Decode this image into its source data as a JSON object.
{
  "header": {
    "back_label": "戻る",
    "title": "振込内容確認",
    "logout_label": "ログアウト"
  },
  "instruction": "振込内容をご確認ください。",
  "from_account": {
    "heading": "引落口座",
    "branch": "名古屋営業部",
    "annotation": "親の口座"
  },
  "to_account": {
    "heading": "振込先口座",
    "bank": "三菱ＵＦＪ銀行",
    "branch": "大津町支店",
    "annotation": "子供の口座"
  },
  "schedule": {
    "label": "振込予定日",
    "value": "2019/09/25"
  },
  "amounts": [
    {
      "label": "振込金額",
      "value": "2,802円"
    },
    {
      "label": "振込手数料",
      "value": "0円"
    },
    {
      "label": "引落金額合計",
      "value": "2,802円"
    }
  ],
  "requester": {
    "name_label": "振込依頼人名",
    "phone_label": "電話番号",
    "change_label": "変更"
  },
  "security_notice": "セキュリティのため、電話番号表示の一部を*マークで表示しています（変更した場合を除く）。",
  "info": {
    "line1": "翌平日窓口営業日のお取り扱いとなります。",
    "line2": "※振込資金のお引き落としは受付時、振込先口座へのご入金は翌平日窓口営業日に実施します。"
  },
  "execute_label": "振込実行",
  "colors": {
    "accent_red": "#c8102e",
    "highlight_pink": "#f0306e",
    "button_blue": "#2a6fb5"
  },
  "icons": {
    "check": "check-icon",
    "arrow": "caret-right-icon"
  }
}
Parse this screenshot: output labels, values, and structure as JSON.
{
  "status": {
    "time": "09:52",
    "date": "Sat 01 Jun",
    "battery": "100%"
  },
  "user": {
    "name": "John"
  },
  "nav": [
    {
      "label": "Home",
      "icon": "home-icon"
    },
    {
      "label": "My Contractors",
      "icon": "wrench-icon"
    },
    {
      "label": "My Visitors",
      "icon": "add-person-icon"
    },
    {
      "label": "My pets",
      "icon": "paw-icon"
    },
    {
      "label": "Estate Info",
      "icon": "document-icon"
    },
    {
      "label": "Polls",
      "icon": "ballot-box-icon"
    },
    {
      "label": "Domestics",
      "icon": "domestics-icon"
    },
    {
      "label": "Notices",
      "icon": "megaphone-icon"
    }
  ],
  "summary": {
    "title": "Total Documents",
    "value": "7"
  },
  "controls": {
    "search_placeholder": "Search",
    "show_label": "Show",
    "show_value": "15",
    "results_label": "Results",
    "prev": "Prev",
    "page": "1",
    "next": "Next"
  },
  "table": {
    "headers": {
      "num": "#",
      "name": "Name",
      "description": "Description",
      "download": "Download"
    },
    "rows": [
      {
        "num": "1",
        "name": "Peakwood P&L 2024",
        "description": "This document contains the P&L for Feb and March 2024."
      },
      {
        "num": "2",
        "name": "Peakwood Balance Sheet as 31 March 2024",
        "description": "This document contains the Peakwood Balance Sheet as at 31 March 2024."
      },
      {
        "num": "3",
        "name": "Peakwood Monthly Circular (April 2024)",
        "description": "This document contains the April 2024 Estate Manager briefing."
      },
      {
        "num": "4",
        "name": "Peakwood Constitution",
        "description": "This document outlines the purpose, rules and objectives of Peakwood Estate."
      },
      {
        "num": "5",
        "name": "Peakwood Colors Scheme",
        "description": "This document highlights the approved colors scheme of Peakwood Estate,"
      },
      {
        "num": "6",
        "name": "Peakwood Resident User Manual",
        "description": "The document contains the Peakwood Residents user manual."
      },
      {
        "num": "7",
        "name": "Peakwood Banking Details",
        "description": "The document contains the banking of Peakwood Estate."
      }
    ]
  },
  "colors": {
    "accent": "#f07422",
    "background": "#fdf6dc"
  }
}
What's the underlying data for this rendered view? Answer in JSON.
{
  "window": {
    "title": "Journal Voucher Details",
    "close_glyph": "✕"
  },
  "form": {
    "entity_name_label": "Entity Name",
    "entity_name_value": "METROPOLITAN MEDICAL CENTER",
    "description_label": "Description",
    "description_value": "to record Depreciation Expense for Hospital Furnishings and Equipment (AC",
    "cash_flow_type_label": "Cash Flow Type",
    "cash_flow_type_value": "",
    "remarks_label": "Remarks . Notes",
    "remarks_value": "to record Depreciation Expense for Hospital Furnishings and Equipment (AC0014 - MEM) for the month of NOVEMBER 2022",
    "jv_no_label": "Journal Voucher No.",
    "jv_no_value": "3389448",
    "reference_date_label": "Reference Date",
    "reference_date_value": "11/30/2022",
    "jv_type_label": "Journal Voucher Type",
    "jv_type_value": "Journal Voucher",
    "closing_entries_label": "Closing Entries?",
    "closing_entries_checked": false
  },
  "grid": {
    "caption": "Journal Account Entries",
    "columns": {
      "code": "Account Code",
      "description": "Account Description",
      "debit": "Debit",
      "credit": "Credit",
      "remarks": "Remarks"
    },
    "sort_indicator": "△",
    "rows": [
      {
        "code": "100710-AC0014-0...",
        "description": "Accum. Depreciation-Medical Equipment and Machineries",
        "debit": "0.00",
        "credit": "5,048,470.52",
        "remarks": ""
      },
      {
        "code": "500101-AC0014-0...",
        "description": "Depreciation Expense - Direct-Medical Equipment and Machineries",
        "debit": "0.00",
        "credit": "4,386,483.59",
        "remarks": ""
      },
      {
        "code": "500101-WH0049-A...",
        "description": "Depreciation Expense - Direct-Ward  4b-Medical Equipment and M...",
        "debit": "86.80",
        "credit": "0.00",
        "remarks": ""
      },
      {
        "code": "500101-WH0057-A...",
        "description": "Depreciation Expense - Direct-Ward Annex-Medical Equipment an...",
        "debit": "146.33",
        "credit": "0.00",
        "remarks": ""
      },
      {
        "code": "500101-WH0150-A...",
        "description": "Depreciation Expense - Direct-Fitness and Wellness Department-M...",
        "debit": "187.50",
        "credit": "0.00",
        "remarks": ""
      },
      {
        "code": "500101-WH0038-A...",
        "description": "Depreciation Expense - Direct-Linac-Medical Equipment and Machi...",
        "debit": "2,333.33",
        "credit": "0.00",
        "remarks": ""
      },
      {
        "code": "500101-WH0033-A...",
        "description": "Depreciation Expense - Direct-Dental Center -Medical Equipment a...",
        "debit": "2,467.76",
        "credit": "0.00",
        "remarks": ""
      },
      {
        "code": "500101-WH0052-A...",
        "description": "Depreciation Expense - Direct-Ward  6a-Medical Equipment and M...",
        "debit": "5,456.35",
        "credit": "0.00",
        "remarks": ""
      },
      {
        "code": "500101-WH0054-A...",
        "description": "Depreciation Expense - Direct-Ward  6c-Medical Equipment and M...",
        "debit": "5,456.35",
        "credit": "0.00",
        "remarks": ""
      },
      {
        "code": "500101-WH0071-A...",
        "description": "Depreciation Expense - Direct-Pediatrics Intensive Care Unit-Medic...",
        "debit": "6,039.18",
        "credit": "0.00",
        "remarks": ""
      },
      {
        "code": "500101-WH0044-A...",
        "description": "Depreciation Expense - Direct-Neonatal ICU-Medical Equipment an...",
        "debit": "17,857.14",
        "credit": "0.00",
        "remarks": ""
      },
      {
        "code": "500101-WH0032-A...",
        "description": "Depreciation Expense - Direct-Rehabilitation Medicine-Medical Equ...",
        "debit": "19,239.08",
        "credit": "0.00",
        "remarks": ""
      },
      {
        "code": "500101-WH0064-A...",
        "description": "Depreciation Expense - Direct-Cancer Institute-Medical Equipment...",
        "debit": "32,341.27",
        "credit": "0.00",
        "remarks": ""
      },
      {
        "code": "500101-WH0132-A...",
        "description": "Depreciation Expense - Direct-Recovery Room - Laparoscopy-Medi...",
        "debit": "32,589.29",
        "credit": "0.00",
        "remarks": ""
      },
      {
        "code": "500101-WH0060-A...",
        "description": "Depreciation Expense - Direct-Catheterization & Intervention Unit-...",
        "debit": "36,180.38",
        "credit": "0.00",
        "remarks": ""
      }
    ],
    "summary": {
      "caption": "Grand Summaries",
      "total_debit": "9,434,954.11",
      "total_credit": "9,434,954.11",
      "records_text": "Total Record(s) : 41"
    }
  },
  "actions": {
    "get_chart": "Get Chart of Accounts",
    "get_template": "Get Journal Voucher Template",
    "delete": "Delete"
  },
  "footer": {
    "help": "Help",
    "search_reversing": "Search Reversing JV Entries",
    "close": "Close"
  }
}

Goal — Scan the material line by line and report each one that contains "Details".

Solution to this problem —
        "name": "Peakwood Banking Details",
    "title": "Journal Voucher Details",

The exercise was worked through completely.